REQUIRED TASK - Report all lines from the entries below in which "screenshot" appears.
+ + + + +
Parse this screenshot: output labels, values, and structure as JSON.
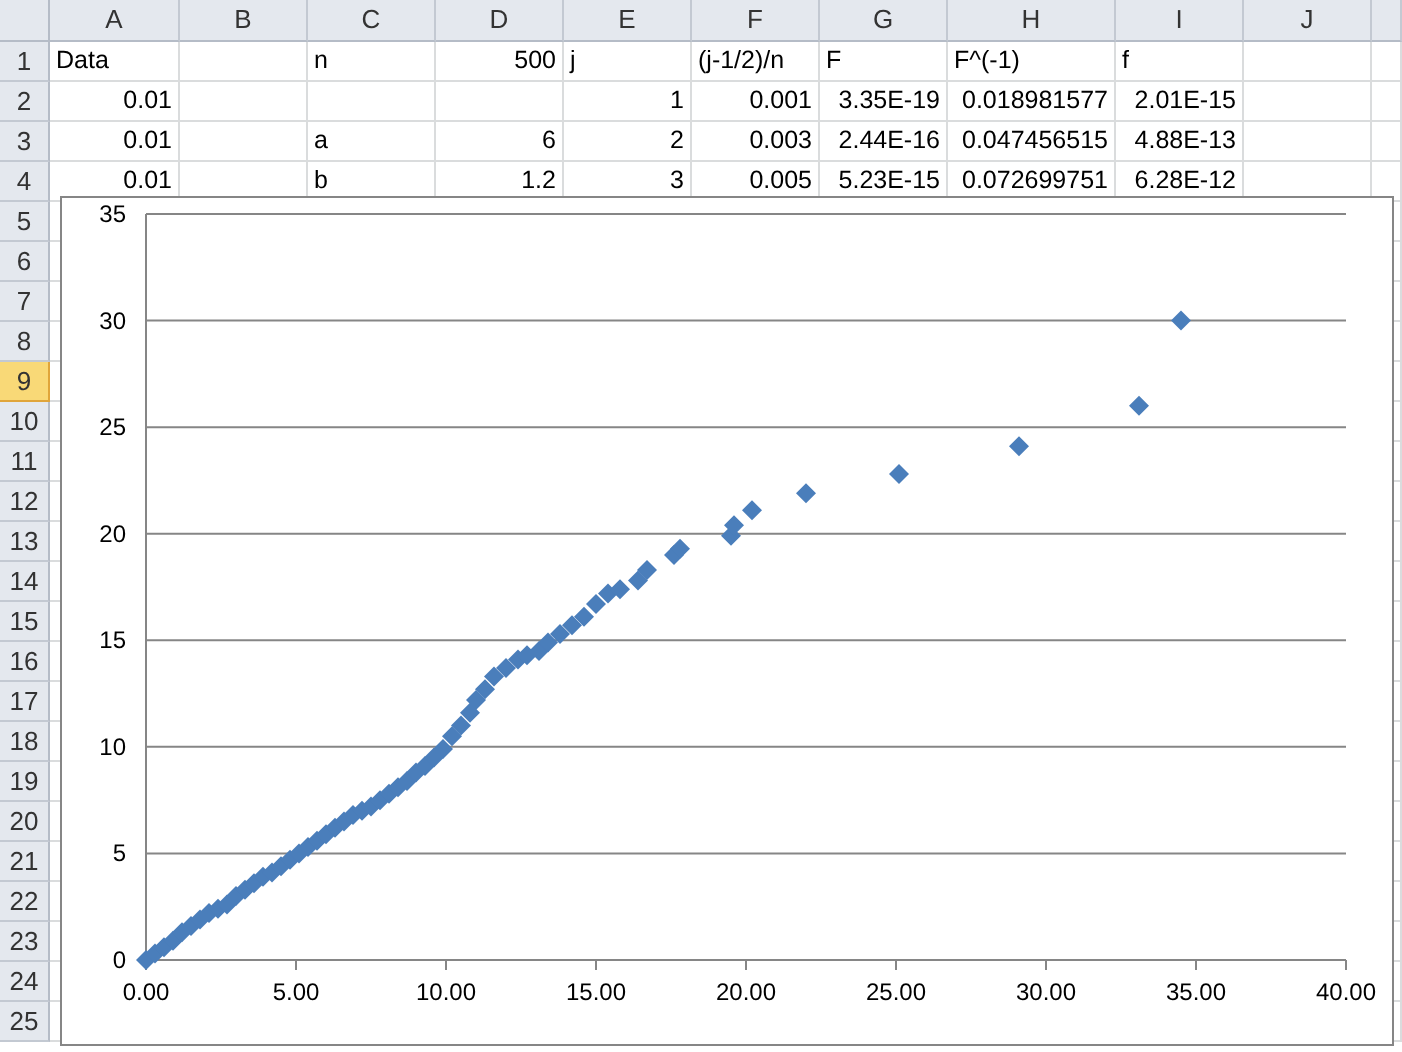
{
  "columns": [
    {
      "label": "A",
      "selected": false
    },
    {
      "label": "B",
      "selected": false
    },
    {
      "label": "C",
      "selected": false
    },
    {
      "label": "D",
      "selected": false
    },
    {
      "label": "E",
      "selected": false
    },
    {
      "label": "F",
      "selected": false
    },
    {
      "label": "G",
      "selected": false
    },
    {
      "label": "H",
      "selected": false
    },
    {
      "label": "I",
      "selected": false
    },
    {
      "label": "J",
      "selected": false
    }
  ],
  "rows": [
    {
      "header": "1",
      "selected": false,
      "cells": [
        {
          "kind": "text",
          "value": "Data"
        },
        {
          "kind": "empty"
        },
        {
          "kind": "text",
          "value": "n"
        },
        {
          "kind": "number",
          "value": "500"
        },
        {
          "kind": "text",
          "value": "j"
        },
        {
          "kind": "text",
          "value": "(j-1/2)/n"
        },
        {
          "kind": "text",
          "value": "F"
        },
        {
          "kind": "text",
          "value": "F^(-1)"
        },
        {
          "kind": "text",
          "value": "f"
        },
        {
          "kind": "empty"
        }
      ]
    },
    {
      "header": "2",
      "selected": false,
      "cells": [
        {
          "kind": "number",
          "value": "0.01"
        },
        {
          "kind": "empty"
        },
        {
          "kind": "empty"
        },
        {
          "kind": "empty"
        },
        {
          "kind": "number",
          "value": "1"
        },
        {
          "kind": "number",
          "value": "0.001"
        },
        {
          "kind": "number",
          "value": "3.35E-19"
        },
        {
          "kind": "number",
          "value": "0.018981577"
        },
        {
          "kind": "number",
          "value": "2.01E-15"
        },
        {
          "kind": "empty"
        }
      ]
    },
    {
      "header": "3",
      "selected": false,
      "cells": [
        {
          "kind": "number",
          "value": "0.01"
        },
        {
          "kind": "empty"
        },
        {
          "kind": "text",
          "value": "a"
        },
        {
          "kind": "number",
          "value": "6"
        },
        {
          "kind": "number",
          "value": "2"
        },
        {
          "kind": "number",
          "value": "0.003"
        },
        {
          "kind": "number",
          "value": "2.44E-16"
        },
        {
          "kind": "number",
          "value": "0.047456515"
        },
        {
          "kind": "number",
          "value": "4.88E-13"
        },
        {
          "kind": "empty"
        }
      ]
    },
    {
      "header": "4",
      "selected": false,
      "cells": [
        {
          "kind": "number",
          "value": "0.01"
        },
        {
          "kind": "empty"
        },
        {
          "kind": "text",
          "value": "b"
        },
        {
          "kind": "number",
          "value": "1.2"
        },
        {
          "kind": "number",
          "value": "3"
        },
        {
          "kind": "number",
          "value": "0.005"
        },
        {
          "kind": "number",
          "value": "5.23E-15"
        },
        {
          "kind": "number",
          "value": "0.072699751"
        },
        {
          "kind": "number",
          "value": "6.28E-12"
        },
        {
          "kind": "empty"
        }
      ]
    },
    {
      "header": "5",
      "selected": false
    },
    {
      "header": "6",
      "selected": false
    },
    {
      "header": "7",
      "selected": false
    },
    {
      "header": "8",
      "selected": false
    },
    {
      "header": "9",
      "selected": true
    },
    {
      "header": "10",
      "selected": false
    },
    {
      "header": "11",
      "selected": false
    },
    {
      "header": "12",
      "selected": false
    },
    {
      "header": "13",
      "selected": false
    },
    {
      "header": "14",
      "selected": false
    },
    {
      "header": "15",
      "selected": false
    },
    {
      "header": "16",
      "selected": false
    },
    {
      "header": "17",
      "selected": false
    },
    {
      "header": "18",
      "selected": false
    },
    {
      "header": "19",
      "selected": false
    },
    {
      "header": "20",
      "selected": false
    },
    {
      "header": "21",
      "selected": false
    },
    {
      "header": "22",
      "selected": false
    },
    {
      "header": "23",
      "selected": false
    },
    {
      "header": "24",
      "selected": false
    },
    {
      "header": "25",
      "selected": false
    }
  ],
  "chart_data": {
    "type": "scatter",
    "grid": true,
    "x": [
      0,
      0.3,
      0.6,
      0.9,
      1.2,
      1.5,
      1.8,
      2.1,
      2.4,
      2.7,
      3.0,
      3.3,
      3.6,
      3.9,
      4.2,
      4.5,
      4.8,
      5.1,
      5.4,
      5.7,
      6.0,
      6.3,
      6.6,
      6.9,
      7.2,
      7.5,
      7.8,
      8.1,
      8.4,
      8.7,
      9.0,
      9.3,
      9.6,
      9.9,
      10.2,
      10.5,
      10.8,
      11.0,
      11.3,
      11.6,
      12.0,
      12.4,
      12.7,
      13.1,
      13.4,
      13.8,
      14.2,
      14.6,
      15.0,
      15.4,
      15.8,
      16.4,
      16.7,
      17.6,
      17.8,
      19.5,
      19.6,
      20.2,
      22.0,
      25.1,
      29.1,
      33.1,
      34.5
    ],
    "series": [
      {
        "color": "#4a7ebb",
        "values": [
          0,
          0.3,
          0.6,
          0.9,
          1.3,
          1.6,
          1.9,
          2.2,
          2.4,
          2.6,
          3.0,
          3.3,
          3.6,
          3.9,
          4.1,
          4.4,
          4.7,
          5.0,
          5.3,
          5.6,
          5.9,
          6.2,
          6.5,
          6.8,
          7.0,
          7.2,
          7.5,
          7.8,
          8.1,
          8.4,
          8.8,
          9.1,
          9.5,
          9.9,
          10.5,
          11.0,
          11.6,
          12.2,
          12.7,
          13.3,
          13.7,
          14.1,
          14.3,
          14.5,
          14.9,
          15.3,
          15.7,
          16.1,
          16.7,
          17.2,
          17.4,
          17.8,
          18.3,
          19.0,
          19.3,
          19.9,
          20.4,
          21.1,
          21.9,
          22.8,
          24.1,
          26.0,
          30.0
        ]
      }
    ],
    "xlim": [
      0,
      40
    ],
    "ylim": [
      0,
      35
    ],
    "xticks": [
      {
        "value": 0,
        "label": "0.00"
      },
      {
        "value": 5,
        "label": "5.00"
      },
      {
        "value": 10,
        "label": "10.00"
      },
      {
        "value": 15,
        "label": "15.00"
      },
      {
        "value": 20,
        "label": "20.00"
      },
      {
        "value": 25,
        "label": "25.00"
      },
      {
        "value": 30,
        "label": "30.00"
      },
      {
        "value": 35,
        "label": "35.00"
      },
      {
        "value": 40,
        "label": "40.00"
      }
    ],
    "yticks": [
      0,
      5,
      10,
      15,
      20,
      25,
      30,
      35
    ]
  }
}
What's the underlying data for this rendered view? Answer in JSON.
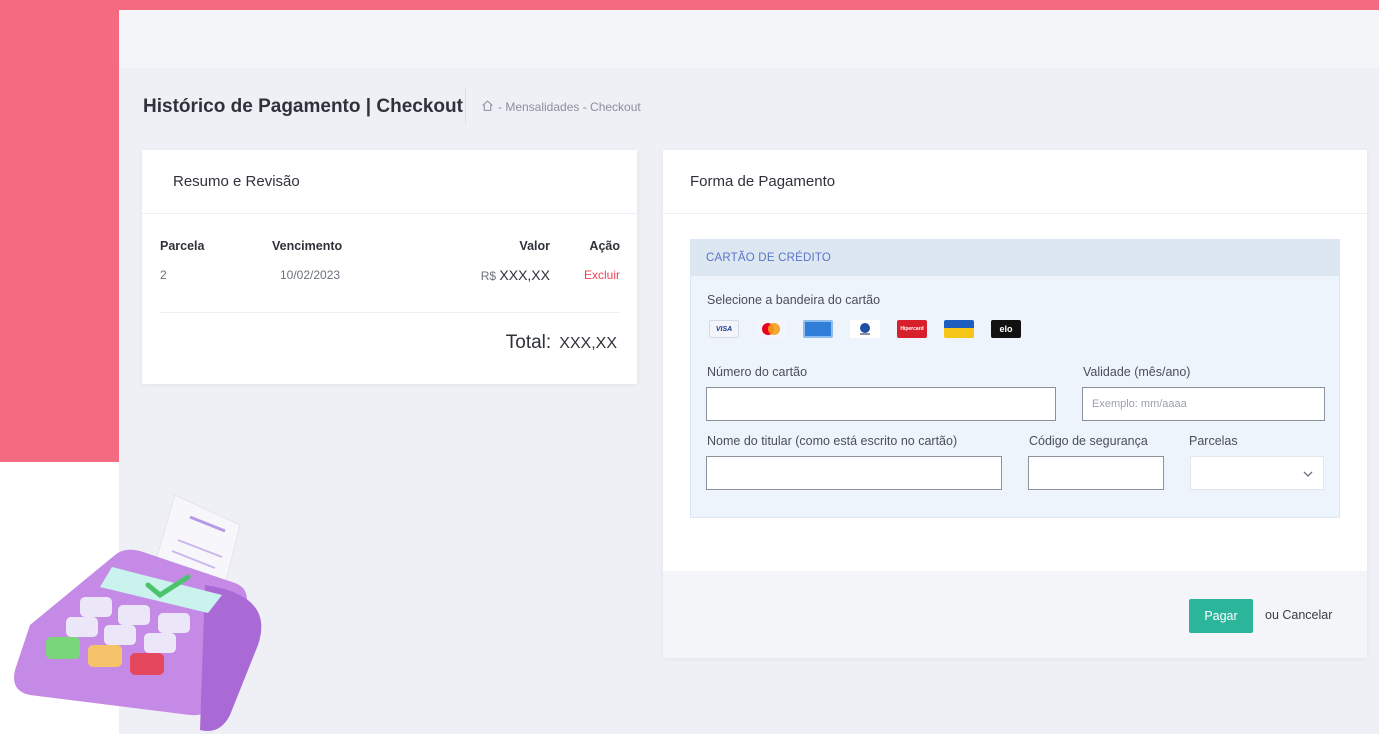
{
  "page": {
    "title": "Histórico de Pagamento | Checkout",
    "breadcrumb": "- Mensalidades - Checkout"
  },
  "summary": {
    "header": "Resumo e Revisão",
    "columns": [
      "Parcela",
      "Vencimento",
      "Valor",
      "Ação"
    ],
    "rows": [
      {
        "parcela": "2",
        "vencimento": "10/02/2023",
        "currency": "R$",
        "valor": "XXX,XX",
        "acao": "Excluir"
      }
    ],
    "total_label": "Total:",
    "total_value": "XXX,XX"
  },
  "payment": {
    "header": "Forma de Pagamento",
    "credit_card_tab": "CARTÃO DE CRÉDITO",
    "brand_label": "Selecione a bandeira do cartão",
    "brands": [
      "visa",
      "mastercard",
      "amex",
      "diners",
      "hipercard",
      "hiper",
      "elo"
    ],
    "brand_texts": {
      "visa": "VISA",
      "hipercard": "Hipercard",
      "elo": "elo"
    },
    "card_number_label": "Número do cartão",
    "card_number_value": "",
    "expiry_label": "Validade (mês/ano)",
    "expiry_placeholder": "Exemplo: mm/aaaa",
    "holder_label": "Nome do titular (como está escrito no cartão)",
    "holder_value": "",
    "cvv_label": "Código de segurança",
    "cvv_value": "",
    "installments_label": "Parcelas",
    "installments_value": "",
    "pay_button": "Pagar",
    "cancel_text": "ou Cancelar"
  },
  "colors": {
    "background_pink": "#f46a80",
    "app_background": "#eef0f6",
    "accent_green": "#2bb59a",
    "danger_red": "#f04452",
    "tab_blue": "#5a74c9"
  }
}
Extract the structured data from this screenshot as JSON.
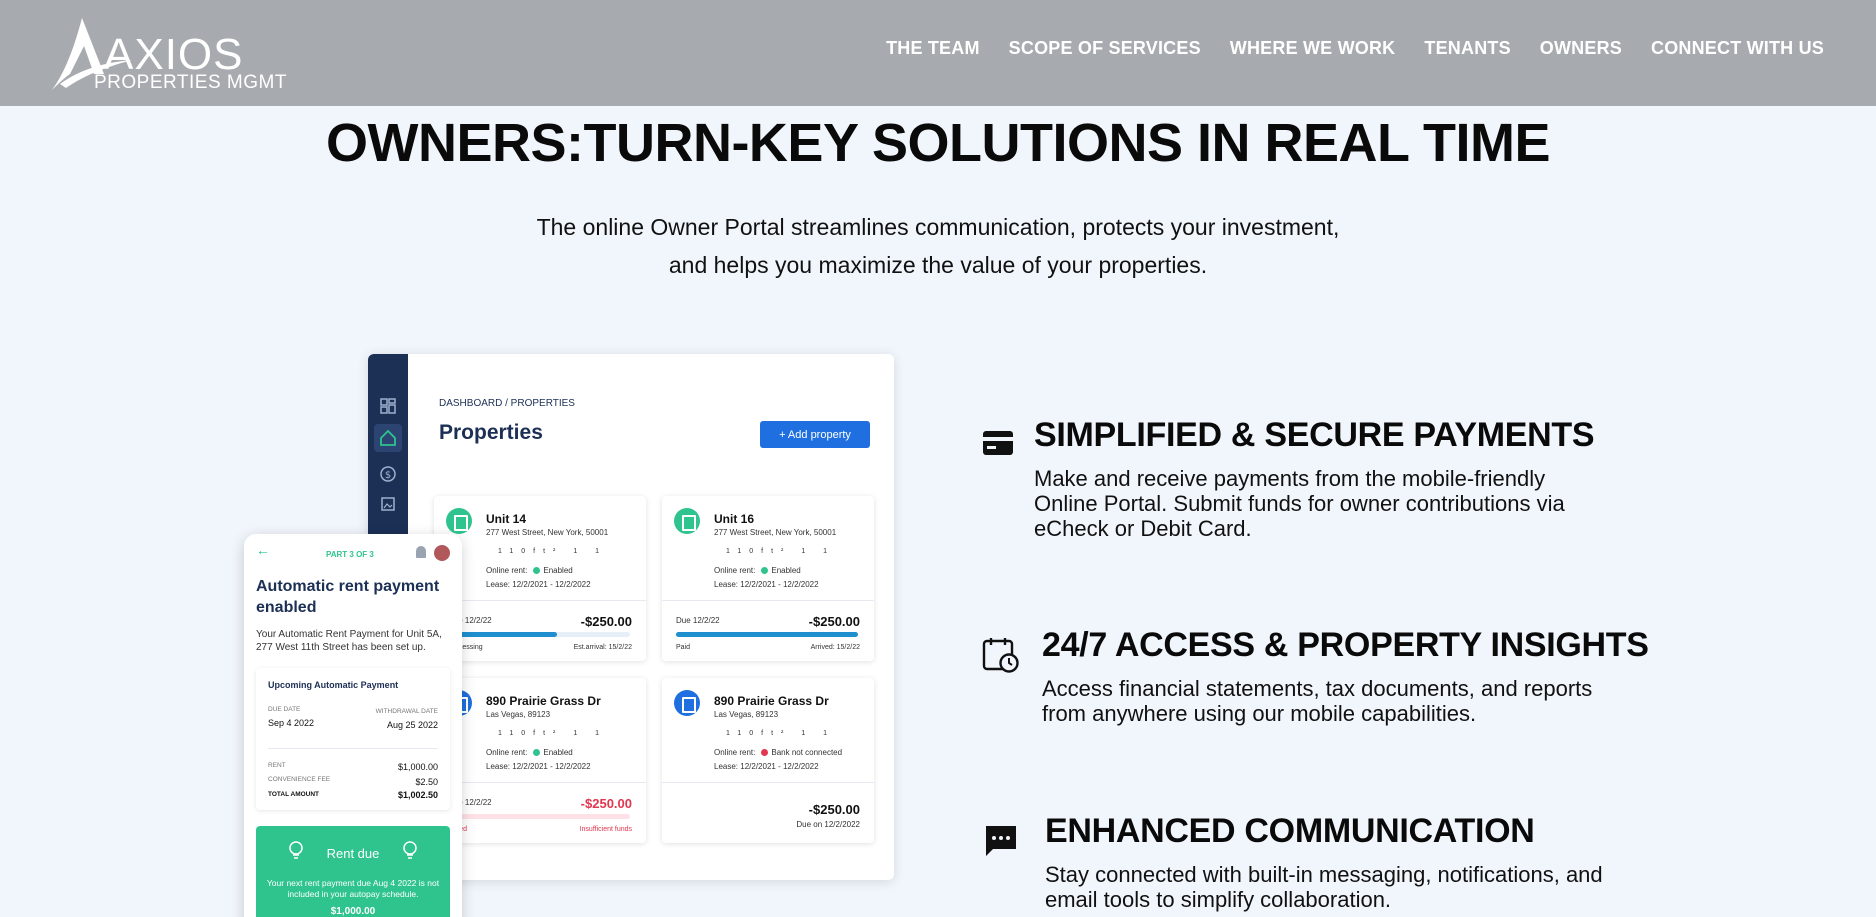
+ + + + +
TASK RESULT -
Parse this screenshot: output labels, values, and structure as JSON.
Extract the structured data from this screenshot as JSON.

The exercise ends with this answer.